_Direction_
Copy all records verbatim.

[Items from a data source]
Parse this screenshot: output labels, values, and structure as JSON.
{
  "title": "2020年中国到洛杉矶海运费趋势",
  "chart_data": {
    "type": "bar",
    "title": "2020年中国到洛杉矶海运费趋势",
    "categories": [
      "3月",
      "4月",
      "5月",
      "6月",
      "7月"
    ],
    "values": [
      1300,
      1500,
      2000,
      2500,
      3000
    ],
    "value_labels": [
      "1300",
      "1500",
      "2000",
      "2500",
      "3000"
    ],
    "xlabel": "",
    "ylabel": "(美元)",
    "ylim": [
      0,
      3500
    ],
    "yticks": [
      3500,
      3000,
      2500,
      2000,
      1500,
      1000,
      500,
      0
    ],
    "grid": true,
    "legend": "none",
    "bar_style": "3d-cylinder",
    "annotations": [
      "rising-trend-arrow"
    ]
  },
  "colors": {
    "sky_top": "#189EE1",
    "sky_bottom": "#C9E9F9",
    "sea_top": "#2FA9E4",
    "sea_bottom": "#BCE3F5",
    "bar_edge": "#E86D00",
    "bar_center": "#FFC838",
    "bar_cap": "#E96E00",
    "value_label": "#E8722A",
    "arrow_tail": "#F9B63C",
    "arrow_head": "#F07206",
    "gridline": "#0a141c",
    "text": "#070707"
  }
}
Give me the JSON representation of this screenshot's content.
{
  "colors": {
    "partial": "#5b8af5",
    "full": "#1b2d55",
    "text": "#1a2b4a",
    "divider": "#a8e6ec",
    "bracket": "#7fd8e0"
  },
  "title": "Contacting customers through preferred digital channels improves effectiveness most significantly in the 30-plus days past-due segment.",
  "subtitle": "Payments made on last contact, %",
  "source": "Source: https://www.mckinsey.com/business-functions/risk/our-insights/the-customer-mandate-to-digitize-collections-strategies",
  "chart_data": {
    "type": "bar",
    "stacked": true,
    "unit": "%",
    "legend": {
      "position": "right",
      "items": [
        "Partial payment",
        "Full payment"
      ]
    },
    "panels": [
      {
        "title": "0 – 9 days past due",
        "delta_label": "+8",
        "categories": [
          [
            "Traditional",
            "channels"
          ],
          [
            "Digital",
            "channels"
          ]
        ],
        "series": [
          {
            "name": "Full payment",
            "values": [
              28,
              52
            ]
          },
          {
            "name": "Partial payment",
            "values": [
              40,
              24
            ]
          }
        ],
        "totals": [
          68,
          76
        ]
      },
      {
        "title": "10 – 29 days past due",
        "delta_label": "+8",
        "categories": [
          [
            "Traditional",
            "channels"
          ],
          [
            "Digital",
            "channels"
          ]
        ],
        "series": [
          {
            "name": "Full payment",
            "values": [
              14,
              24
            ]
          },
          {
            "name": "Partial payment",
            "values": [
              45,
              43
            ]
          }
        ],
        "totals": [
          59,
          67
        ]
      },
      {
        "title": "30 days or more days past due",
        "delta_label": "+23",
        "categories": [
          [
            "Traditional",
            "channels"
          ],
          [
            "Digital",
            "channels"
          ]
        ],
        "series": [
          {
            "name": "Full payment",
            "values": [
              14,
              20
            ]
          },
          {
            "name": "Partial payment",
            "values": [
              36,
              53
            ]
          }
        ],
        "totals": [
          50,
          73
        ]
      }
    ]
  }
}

_Reply to the task_
Parse this screenshot: output labels, values, and structure as JSON.
{
  "title": "2020年中国到洛杉矶海运费趋势",
  "chart_data": {
    "type": "bar",
    "title": "2020年中国到洛杉矶海运费趋势",
    "categories": [
      "3月",
      "4月",
      "5月",
      "6月",
      "7月"
    ],
    "values": [
      1300,
      1500,
      2000,
      2500,
      3000
    ],
    "value_labels": [
      "1300",
      "1500",
      "2000",
      "2500",
      "3000"
    ],
    "xlabel": "",
    "ylabel": "(美元)",
    "ylim": [
      0,
      3500
    ],
    "yticks": [
      3500,
      3000,
      2500,
      2000,
      1500,
      1000,
      500,
      0
    ],
    "grid": true,
    "legend": "none",
    "bar_style": "3d-cylinder",
    "annotations": [
      "rising-trend-arrow"
    ]
  },
  "colors": {
    "sky_top": "#189EE1",
    "sky_bottom": "#C9E9F9",
    "sea_top": "#2FA9E4",
    "sea_bottom": "#BCE3F5",
    "bar_edge": "#E86D00",
    "bar_center": "#FFC838",
    "bar_cap": "#E96E00",
    "value_label": "#E8722A",
    "arrow_tail": "#F9B63C",
    "arrow_head": "#F07206",
    "gridline": "#0a141c",
    "text": "#070707"
  }
}
Give me the JSON representation of this screenshot's content.
{
  "colors": {
    "partial": "#5b8af5",
    "full": "#1b2d55",
    "text": "#1a2b4a",
    "divider": "#a8e6ec",
    "bracket": "#7fd8e0"
  },
  "title": "Contacting customers through preferred digital channels improves effectiveness most significantly in the 30-plus days past-due segment.",
  "subtitle": "Payments made on last contact, %",
  "source": "Source: https://www.mckinsey.com/business-functions/risk/our-insights/the-customer-mandate-to-digitize-collections-strategies",
  "chart_data": {
    "type": "bar",
    "stacked": true,
    "unit": "%",
    "legend": {
      "position": "right",
      "items": [
        "Partial payment",
        "Full payment"
      ]
    },
    "panels": [
      {
        "title": "0 – 9 days past due",
        "delta_label": "+8",
        "categories": [
          [
            "Traditional",
            "channels"
          ],
          [
            "Digital",
            "channels"
          ]
        ],
        "series": [
          {
            "name": "Full payment",
            "values": [
              28,
              52
            ]
          },
          {
            "name": "Partial payment",
            "values": [
              40,
              24
            ]
          }
        ],
        "totals": [
          68,
          76
        ]
      },
      {
        "title": "10 – 29 days past due",
        "delta_label": "+8",
        "categories": [
          [
            "Traditional",
            "channels"
          ],
          [
            "Digital",
            "channels"
          ]
        ],
        "series": [
          {
            "name": "Full payment",
            "values": [
              14,
              24
            ]
          },
          {
            "name": "Partial payment",
            "values": [
              45,
              43
            ]
          }
        ],
        "totals": [
          59,
          67
        ]
      },
      {
        "title": "30 days or more days past due",
        "delta_label": "+23",
        "categories": [
          [
            "Traditional",
            "channels"
          ],
          [
            "Digital",
            "channels"
          ]
        ],
        "series": [
          {
            "name": "Full payment",
            "values": [
              14,
              20
            ]
          },
          {
            "name": "Partial payment",
            "values": [
              36,
              53
            ]
          }
        ],
        "totals": [
          50,
          73
        ]
      }
    ]
  }
}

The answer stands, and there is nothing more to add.